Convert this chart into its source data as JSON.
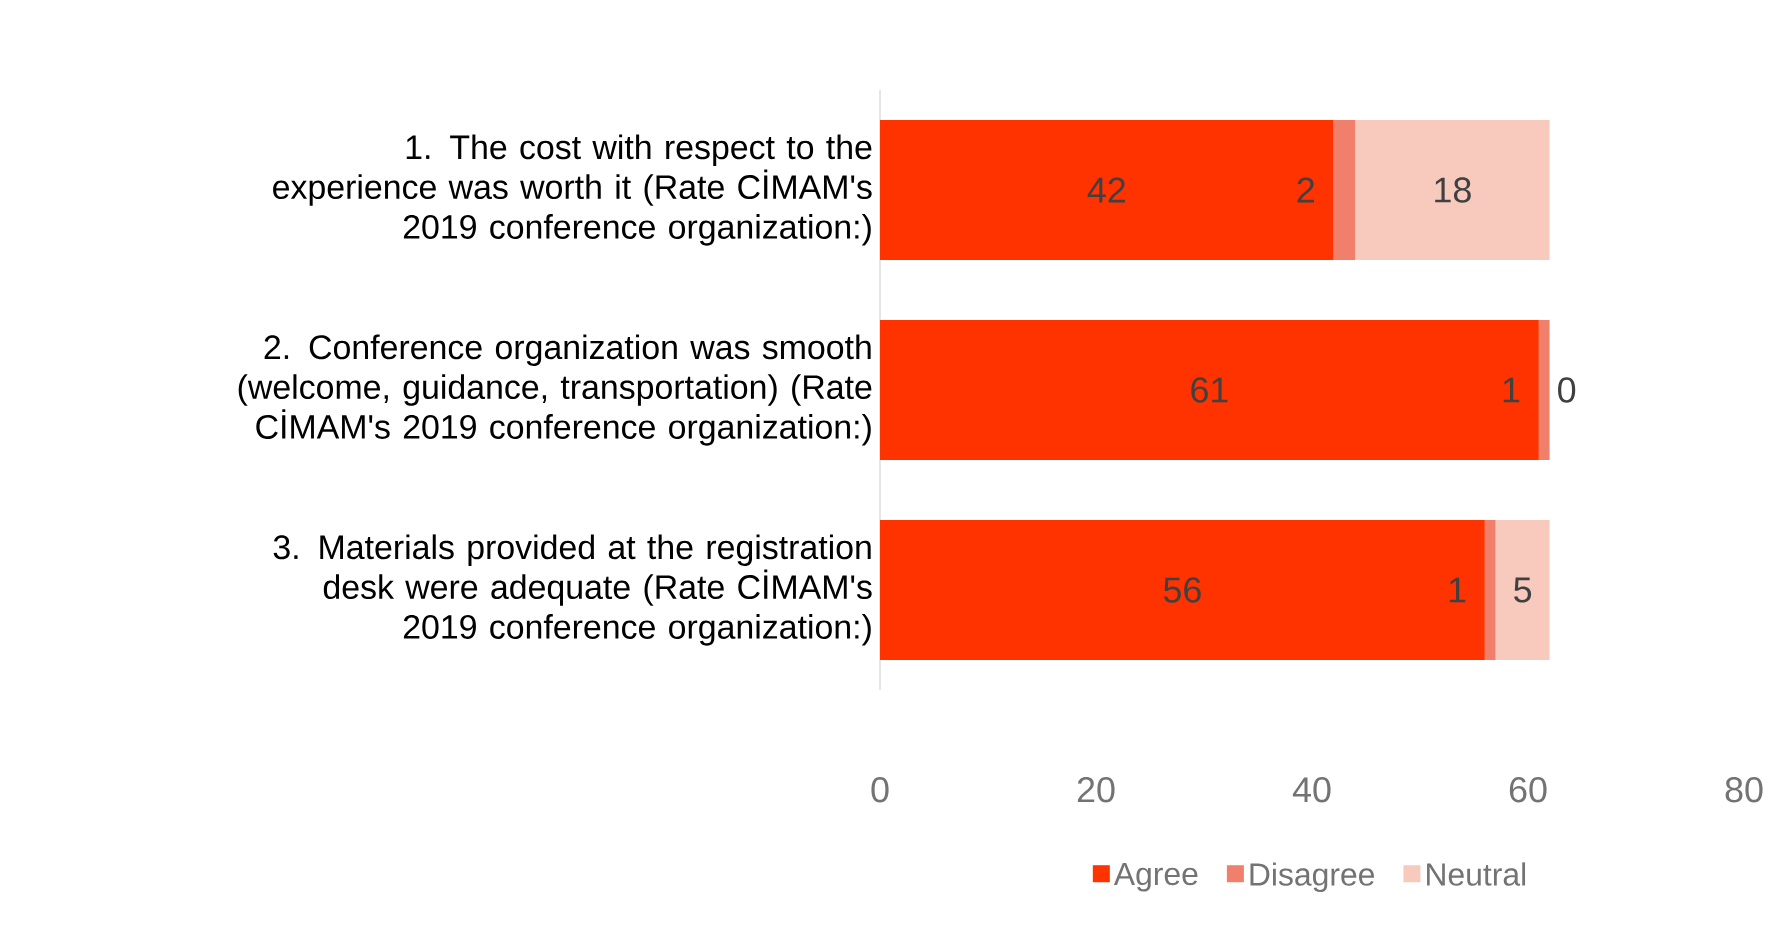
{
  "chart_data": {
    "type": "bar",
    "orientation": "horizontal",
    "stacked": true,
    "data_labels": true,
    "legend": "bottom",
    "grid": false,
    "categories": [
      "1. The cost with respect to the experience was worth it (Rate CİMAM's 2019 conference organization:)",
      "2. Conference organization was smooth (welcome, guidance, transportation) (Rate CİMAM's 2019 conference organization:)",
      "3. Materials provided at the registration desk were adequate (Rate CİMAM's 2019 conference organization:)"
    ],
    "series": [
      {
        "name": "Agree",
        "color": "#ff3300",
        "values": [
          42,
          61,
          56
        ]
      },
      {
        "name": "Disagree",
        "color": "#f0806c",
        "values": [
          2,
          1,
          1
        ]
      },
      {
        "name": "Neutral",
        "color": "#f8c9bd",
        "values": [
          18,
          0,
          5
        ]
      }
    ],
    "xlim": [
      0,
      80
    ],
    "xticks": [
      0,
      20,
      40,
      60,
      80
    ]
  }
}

■ ■ ■ ■ ■ ■ ■

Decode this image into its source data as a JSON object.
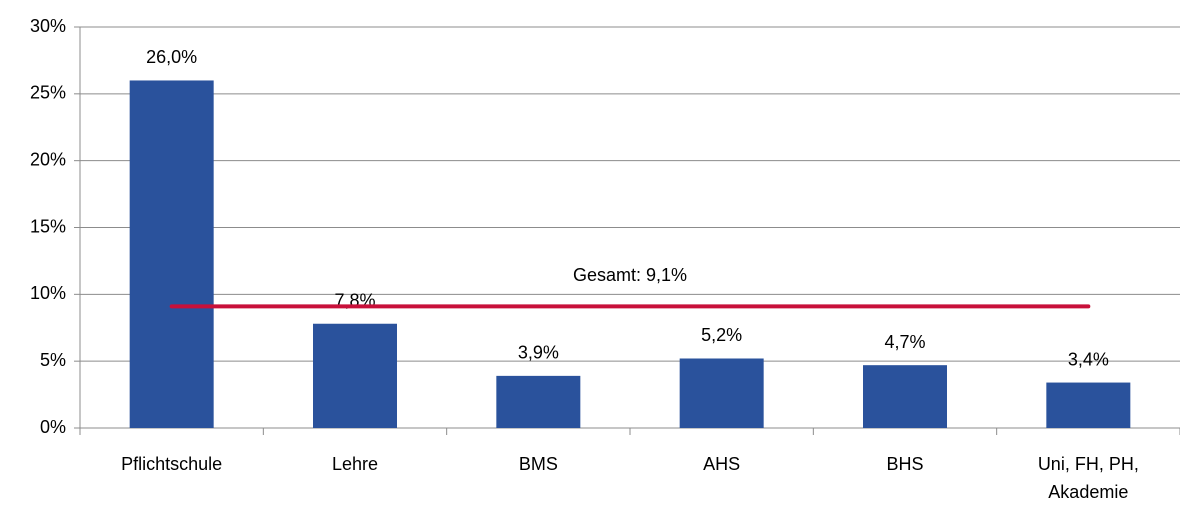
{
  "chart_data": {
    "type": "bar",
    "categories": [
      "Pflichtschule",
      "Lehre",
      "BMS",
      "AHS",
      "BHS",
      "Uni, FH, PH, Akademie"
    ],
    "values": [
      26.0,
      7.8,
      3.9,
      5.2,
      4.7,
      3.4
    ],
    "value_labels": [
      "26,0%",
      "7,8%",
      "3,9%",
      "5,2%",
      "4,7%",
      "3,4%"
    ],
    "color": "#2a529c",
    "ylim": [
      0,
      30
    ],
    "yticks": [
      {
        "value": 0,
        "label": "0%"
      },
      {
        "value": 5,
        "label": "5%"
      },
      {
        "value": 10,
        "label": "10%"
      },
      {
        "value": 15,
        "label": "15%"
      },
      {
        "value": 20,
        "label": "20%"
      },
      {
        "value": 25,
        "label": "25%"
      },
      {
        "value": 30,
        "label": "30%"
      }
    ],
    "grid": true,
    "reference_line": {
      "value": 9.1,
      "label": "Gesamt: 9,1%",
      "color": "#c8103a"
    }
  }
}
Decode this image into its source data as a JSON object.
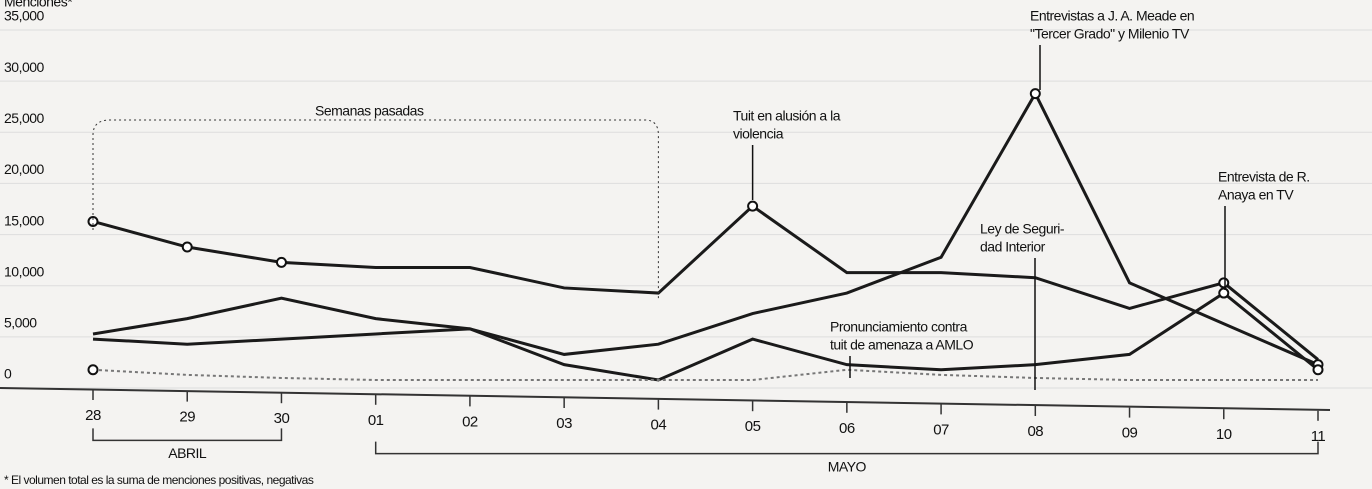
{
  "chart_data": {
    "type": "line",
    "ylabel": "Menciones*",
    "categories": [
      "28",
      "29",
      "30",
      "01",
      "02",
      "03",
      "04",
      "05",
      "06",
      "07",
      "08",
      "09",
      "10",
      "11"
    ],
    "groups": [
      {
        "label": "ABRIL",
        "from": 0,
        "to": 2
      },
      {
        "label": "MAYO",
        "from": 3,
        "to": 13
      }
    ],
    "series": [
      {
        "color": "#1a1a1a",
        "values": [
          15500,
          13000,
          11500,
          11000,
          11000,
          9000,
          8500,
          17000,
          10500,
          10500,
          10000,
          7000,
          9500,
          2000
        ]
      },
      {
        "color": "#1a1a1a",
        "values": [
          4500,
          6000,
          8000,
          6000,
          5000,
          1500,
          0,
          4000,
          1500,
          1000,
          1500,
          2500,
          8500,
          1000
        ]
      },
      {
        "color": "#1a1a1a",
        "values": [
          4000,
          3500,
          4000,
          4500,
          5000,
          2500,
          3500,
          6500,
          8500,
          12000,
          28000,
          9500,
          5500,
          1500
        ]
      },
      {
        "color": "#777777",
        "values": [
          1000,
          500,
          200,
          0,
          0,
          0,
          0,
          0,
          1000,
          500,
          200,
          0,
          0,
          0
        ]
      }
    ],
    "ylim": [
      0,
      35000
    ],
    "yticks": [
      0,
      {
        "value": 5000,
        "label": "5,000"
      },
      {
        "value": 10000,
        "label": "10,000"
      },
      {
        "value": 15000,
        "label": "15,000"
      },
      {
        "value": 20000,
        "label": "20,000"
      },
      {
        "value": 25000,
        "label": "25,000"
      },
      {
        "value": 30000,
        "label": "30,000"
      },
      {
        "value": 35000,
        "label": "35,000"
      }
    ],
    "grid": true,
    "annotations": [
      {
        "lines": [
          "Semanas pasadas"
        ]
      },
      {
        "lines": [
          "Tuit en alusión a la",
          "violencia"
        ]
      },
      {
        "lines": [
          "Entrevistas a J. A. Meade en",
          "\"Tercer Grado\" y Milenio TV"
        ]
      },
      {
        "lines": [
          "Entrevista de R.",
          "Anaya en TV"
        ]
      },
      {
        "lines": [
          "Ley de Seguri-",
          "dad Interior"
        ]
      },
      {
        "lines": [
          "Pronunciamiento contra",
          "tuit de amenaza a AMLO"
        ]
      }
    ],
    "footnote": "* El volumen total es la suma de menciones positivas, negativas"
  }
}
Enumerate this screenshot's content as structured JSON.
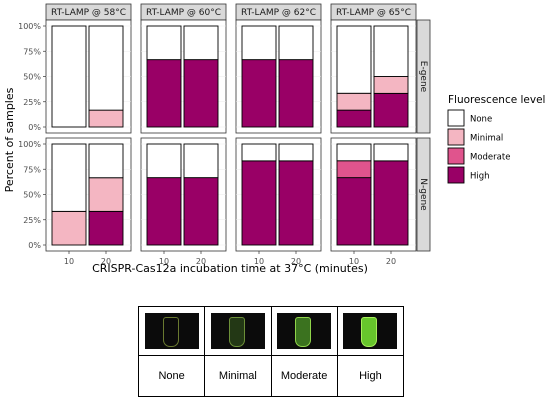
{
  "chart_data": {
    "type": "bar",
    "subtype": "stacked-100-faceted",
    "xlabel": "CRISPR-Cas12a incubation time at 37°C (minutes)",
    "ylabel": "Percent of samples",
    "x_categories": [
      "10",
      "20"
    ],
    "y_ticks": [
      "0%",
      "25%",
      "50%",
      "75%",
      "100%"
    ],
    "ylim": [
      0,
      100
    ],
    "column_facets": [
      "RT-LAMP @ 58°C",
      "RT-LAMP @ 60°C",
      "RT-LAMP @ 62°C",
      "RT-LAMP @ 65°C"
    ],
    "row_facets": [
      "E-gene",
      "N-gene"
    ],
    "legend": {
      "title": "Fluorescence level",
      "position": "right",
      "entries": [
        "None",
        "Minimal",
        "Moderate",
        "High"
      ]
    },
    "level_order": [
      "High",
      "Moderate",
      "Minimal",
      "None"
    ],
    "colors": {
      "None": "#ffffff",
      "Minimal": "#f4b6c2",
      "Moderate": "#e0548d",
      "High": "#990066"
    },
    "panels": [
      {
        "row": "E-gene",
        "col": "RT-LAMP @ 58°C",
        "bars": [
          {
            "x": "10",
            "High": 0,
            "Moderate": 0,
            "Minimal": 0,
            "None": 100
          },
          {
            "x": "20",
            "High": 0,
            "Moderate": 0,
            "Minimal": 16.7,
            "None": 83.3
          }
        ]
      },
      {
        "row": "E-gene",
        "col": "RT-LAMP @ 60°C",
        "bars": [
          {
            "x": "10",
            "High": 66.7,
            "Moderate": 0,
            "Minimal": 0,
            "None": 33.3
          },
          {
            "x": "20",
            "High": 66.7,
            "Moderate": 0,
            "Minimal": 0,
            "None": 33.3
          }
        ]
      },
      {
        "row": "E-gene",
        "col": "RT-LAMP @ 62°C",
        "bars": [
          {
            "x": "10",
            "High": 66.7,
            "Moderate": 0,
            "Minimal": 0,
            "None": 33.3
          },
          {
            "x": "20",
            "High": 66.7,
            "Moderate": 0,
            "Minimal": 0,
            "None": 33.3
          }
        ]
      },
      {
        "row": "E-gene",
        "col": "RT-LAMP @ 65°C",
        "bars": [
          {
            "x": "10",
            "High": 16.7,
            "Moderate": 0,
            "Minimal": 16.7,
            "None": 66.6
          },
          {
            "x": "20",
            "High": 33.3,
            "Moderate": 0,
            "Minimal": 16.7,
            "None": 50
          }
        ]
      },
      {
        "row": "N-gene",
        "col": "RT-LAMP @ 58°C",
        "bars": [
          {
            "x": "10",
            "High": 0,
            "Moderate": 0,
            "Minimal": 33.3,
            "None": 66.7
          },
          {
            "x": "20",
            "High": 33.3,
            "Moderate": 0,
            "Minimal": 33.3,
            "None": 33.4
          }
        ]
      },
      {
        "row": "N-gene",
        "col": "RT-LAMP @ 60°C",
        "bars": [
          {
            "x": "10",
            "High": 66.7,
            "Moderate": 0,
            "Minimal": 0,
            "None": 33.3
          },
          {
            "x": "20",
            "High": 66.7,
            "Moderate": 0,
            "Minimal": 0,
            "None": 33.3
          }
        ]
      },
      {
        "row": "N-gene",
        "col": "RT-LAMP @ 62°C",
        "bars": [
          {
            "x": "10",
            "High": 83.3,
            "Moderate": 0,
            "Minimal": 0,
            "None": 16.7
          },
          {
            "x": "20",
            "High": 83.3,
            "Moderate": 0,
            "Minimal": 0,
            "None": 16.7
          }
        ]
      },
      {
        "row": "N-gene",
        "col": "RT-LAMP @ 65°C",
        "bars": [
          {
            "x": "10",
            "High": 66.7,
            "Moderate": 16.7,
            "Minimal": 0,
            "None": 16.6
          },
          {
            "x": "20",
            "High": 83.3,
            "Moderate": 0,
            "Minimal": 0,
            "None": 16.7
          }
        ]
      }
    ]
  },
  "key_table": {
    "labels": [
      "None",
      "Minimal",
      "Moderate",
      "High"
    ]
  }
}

■ ■ ■ ■ ■ ■ ■

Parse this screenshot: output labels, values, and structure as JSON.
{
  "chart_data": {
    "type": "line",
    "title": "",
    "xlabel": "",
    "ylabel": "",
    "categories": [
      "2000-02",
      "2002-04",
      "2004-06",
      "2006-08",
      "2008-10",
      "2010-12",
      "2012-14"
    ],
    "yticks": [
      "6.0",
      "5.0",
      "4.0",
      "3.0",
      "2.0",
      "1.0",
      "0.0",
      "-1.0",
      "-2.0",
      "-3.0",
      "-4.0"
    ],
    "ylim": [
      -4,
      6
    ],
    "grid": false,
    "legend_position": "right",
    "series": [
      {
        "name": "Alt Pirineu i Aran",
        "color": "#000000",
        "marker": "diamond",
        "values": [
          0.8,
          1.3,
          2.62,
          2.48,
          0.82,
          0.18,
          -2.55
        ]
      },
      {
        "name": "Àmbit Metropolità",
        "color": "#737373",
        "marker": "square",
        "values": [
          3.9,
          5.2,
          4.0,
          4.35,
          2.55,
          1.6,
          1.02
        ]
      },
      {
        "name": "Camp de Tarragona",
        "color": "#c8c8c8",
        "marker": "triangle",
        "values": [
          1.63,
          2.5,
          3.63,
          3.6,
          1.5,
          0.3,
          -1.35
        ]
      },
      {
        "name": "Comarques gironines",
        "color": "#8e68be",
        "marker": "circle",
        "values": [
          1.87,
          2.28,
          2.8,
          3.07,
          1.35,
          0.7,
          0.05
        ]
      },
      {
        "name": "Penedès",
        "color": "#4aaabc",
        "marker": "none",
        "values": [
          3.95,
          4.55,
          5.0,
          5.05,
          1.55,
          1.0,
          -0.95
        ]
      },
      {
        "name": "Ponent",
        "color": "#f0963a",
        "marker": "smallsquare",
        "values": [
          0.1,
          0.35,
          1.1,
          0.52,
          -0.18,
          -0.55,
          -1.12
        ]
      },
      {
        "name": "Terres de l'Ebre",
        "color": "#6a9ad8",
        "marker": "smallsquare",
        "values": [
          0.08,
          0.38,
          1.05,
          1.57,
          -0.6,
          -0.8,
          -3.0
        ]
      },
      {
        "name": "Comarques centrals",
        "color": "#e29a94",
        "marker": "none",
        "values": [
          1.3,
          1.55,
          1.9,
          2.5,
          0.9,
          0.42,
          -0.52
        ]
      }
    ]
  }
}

■ ■ ■ ■ ■ ■ ■

## Work to complete
Locate and copy each line in the data above that includes the word "marker".

## Output of the exercise
        "marker": "diamond",
        "marker": "square",
        "marker": "triangle",
        "marker": "circle",
        "marker": "none",
        "marker": "smallsquare",
        "marker": "smallsquare",
        "marker": "none",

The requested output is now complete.